### [Aim]
Please reproduce the listing below, swapping "bounding box" for "enclosing rectangle" and leaving every other character unchanged.

### [Input data]

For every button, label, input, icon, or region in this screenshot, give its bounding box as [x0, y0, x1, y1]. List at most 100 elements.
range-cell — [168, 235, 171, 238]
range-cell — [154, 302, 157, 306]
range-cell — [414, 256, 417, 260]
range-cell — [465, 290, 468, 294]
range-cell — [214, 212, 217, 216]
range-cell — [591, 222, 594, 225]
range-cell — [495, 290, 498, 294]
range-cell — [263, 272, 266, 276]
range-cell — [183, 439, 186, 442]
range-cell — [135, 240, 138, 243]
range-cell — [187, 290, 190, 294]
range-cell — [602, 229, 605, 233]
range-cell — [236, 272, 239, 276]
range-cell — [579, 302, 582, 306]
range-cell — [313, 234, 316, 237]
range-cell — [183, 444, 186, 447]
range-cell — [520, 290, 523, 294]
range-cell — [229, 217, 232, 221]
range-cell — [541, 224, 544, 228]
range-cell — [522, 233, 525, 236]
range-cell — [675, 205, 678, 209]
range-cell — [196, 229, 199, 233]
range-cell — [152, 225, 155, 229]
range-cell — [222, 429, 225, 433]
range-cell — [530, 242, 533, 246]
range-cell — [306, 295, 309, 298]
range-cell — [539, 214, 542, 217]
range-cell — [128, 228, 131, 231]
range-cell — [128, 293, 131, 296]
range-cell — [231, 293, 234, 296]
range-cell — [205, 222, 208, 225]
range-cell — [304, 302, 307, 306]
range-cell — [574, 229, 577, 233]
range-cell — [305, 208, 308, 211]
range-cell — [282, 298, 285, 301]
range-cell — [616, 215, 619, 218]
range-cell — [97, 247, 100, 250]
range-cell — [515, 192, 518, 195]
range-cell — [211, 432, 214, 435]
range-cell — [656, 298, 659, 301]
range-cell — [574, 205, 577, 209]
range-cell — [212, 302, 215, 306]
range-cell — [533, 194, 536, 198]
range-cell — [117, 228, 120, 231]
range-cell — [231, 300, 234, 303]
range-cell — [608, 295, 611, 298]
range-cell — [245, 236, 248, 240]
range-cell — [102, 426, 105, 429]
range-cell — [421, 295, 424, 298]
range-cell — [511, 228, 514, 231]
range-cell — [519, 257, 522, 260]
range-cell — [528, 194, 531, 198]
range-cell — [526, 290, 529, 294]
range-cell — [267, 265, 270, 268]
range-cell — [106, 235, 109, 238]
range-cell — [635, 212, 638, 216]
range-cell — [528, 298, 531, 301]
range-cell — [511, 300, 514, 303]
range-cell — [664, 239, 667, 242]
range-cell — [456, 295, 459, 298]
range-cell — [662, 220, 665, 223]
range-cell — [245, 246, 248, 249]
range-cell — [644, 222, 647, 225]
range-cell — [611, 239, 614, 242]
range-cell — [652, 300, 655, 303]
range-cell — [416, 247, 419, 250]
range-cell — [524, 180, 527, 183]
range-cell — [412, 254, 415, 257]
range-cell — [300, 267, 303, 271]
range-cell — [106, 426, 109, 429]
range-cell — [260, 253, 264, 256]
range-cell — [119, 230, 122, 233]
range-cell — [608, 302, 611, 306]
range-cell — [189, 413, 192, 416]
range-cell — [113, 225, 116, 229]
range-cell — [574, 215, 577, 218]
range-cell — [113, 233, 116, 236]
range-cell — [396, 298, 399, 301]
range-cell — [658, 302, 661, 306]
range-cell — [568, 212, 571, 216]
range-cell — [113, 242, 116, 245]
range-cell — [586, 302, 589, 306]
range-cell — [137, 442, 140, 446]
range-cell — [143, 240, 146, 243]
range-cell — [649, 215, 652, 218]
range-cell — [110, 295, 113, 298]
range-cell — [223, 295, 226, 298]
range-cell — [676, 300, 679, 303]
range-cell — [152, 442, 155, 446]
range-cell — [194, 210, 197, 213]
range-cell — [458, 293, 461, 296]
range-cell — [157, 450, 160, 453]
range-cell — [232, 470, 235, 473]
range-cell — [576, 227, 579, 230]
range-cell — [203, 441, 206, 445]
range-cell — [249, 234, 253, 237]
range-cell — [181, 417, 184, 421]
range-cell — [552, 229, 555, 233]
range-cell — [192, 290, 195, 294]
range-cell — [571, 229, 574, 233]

### [Completed task]
For every button, label, input, icon, or region in this screenshot, give its enclosing rectangle as [x0, y0, x1, y1]. List at most 100 elements.
range-cell — [168, 235, 171, 238]
range-cell — [154, 302, 157, 306]
range-cell — [414, 256, 417, 260]
range-cell — [465, 290, 468, 294]
range-cell — [214, 212, 217, 216]
range-cell — [591, 222, 594, 225]
range-cell — [495, 290, 498, 294]
range-cell — [263, 272, 266, 276]
range-cell — [183, 439, 186, 442]
range-cell — [135, 240, 138, 243]
range-cell — [187, 290, 190, 294]
range-cell — [602, 229, 605, 233]
range-cell — [236, 272, 239, 276]
range-cell — [579, 302, 582, 306]
range-cell — [313, 234, 316, 237]
range-cell — [183, 444, 186, 447]
range-cell — [520, 290, 523, 294]
range-cell — [229, 217, 232, 221]
range-cell — [541, 224, 544, 228]
range-cell — [522, 233, 525, 236]
range-cell — [675, 205, 678, 209]
range-cell — [196, 229, 199, 233]
range-cell — [152, 225, 155, 229]
range-cell — [222, 429, 225, 433]
range-cell — [530, 242, 533, 246]
range-cell — [306, 295, 309, 298]
range-cell — [539, 214, 542, 217]
range-cell — [128, 228, 131, 231]
range-cell — [128, 293, 131, 296]
range-cell — [231, 293, 234, 296]
range-cell — [205, 222, 208, 225]
range-cell — [304, 302, 307, 306]
range-cell — [574, 229, 577, 233]
range-cell — [305, 208, 308, 211]
range-cell — [282, 298, 285, 301]
range-cell — [616, 215, 619, 218]
range-cell — [97, 247, 100, 250]
range-cell — [515, 192, 518, 195]
range-cell — [211, 432, 214, 435]
range-cell — [656, 298, 659, 301]
range-cell — [574, 205, 577, 209]
range-cell — [212, 302, 215, 306]
range-cell — [533, 194, 536, 198]
range-cell — [117, 228, 120, 231]
range-cell — [231, 300, 234, 303]
range-cell — [608, 295, 611, 298]
range-cell — [245, 236, 248, 240]
range-cell — [102, 426, 105, 429]
range-cell — [421, 295, 424, 298]
range-cell — [511, 228, 514, 231]
range-cell — [519, 257, 522, 260]
range-cell — [528, 194, 531, 198]
range-cell — [526, 290, 529, 294]
range-cell — [267, 265, 270, 268]
range-cell — [106, 235, 109, 238]
range-cell — [635, 212, 638, 216]
range-cell — [528, 298, 531, 301]
range-cell — [511, 300, 514, 303]
range-cell — [664, 239, 667, 242]
range-cell — [456, 295, 459, 298]
range-cell — [662, 220, 665, 223]
range-cell — [245, 246, 248, 249]
range-cell — [644, 222, 647, 225]
range-cell — [611, 239, 614, 242]
range-cell — [652, 300, 655, 303]
range-cell — [416, 247, 419, 250]
range-cell — [524, 180, 527, 183]
range-cell — [412, 254, 415, 257]
range-cell — [300, 267, 303, 271]
range-cell — [106, 426, 109, 429]
range-cell — [260, 253, 264, 256]
range-cell — [119, 230, 122, 233]
range-cell — [608, 302, 611, 306]
range-cell — [189, 413, 192, 416]
range-cell — [113, 225, 116, 229]
range-cell — [574, 215, 577, 218]
range-cell — [113, 233, 116, 236]
range-cell — [396, 298, 399, 301]
range-cell — [658, 302, 661, 306]
range-cell — [568, 212, 571, 216]
range-cell — [113, 242, 116, 245]
range-cell — [586, 302, 589, 306]
range-cell — [137, 442, 140, 446]
range-cell — [143, 240, 146, 243]
range-cell — [649, 215, 652, 218]
range-cell — [110, 295, 113, 298]
range-cell — [223, 295, 226, 298]
range-cell — [676, 300, 679, 303]
range-cell — [152, 442, 155, 446]
range-cell — [194, 210, 197, 213]
range-cell — [458, 293, 461, 296]
range-cell — [157, 450, 160, 453]
range-cell — [232, 470, 235, 473]
range-cell — [576, 227, 579, 230]
range-cell — [203, 441, 206, 445]
range-cell — [249, 234, 253, 237]
range-cell — [181, 417, 184, 421]
range-cell — [552, 229, 555, 233]
range-cell — [192, 290, 195, 294]
range-cell — [571, 229, 574, 233]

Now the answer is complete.